> [GIVEN DATA]:
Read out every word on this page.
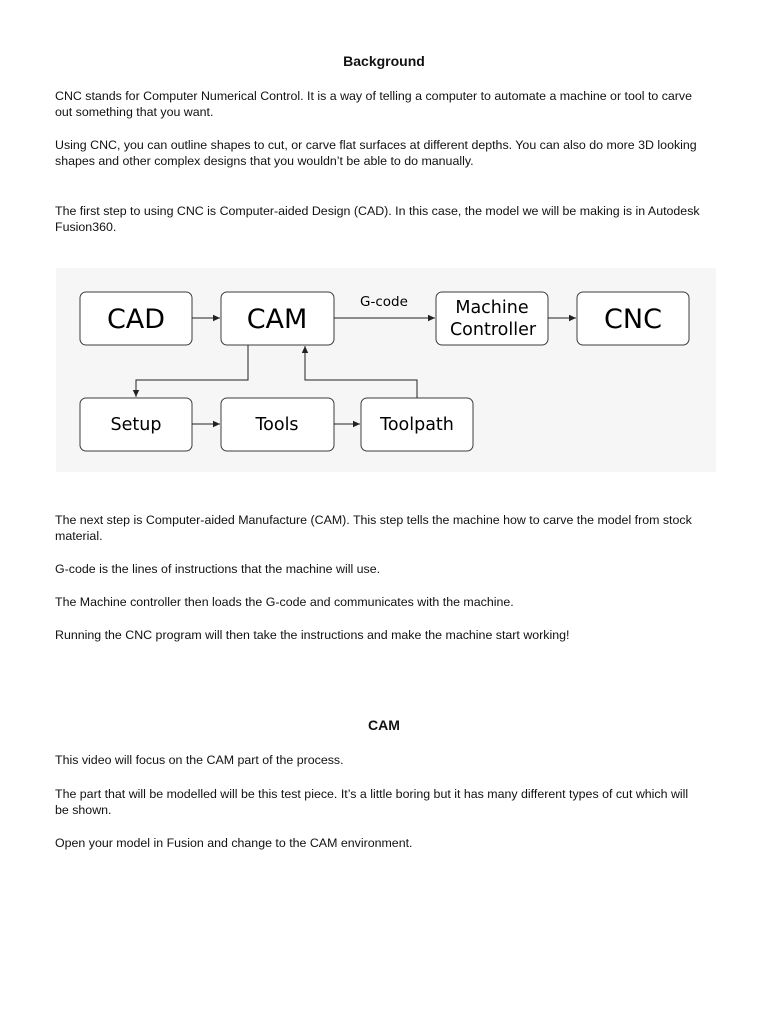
Background

CNC stands for Computer Numerical Control. It is a way of telling a computer to automate a machine or tool to carve out something that you want.

Using CNC, you can outline shapes to cut, or carve flat surfaces at different depths. You can also do more 3D looking shapes and other complex designs that you wouldn’t be able to do manually.

The first step to using CNC is Computer-aided Design (CAD). In this case, the model we will be making is in Autodesk Fusion360.

CAD	CAM	Machine
Controller	CNC
Setup	Tools	Toolpath
G-code

The next step is Computer-aided Manufacture (CAM). This step tells the machine how to carve the model from stock material.

G-code is the lines of instructions that the machine will use.

The Machine controller then loads the G-code and communicates with the machine.

Running the CNC program will then take the instructions and make the machine start working!

CAM

This video will focus on the CAM part of the process.

The part that will be modelled will be this test piece. It’s a little boring but it has many different types of cut which will be shown.

Open your model in Fusion and change to the CAM environment.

> [SET EXERCISE]: Produce an exact copy of each line of data, skipping embedded images.

> [SOLVED PROBLEM]:
Read out every word on this page.
Background

CNC stands for Computer Numerical Control. It is a way of telling a computer to automate a machine or tool to carve out something that you want.

Using CNC, you can outline shapes to cut, or carve flat surfaces at different depths. You can also do more 3D looking shapes and other complex designs that you wouldn’t be able to do manually.

The first step to using CNC is Computer-aided Design (CAD). In this case, the model we will be making is in Autodesk Fusion360.

CAD	CAM	Machine
Controller	CNC
Setup	Tools	Toolpath
G-code

The next step is Computer-aided Manufacture (CAM). This step tells the machine how to carve the model from stock material.

G-code is the lines of instructions that the machine will use.

The Machine controller then loads the G-code and communicates with the machine.

Running the CNC program will then take the instructions and make the machine start working!

CAM

This video will focus on the CAM part of the process.

The part that will be modelled will be this test piece. It’s a little boring but it has many different types of cut which will be shown.

Open your model in Fusion and change to the CAM environment.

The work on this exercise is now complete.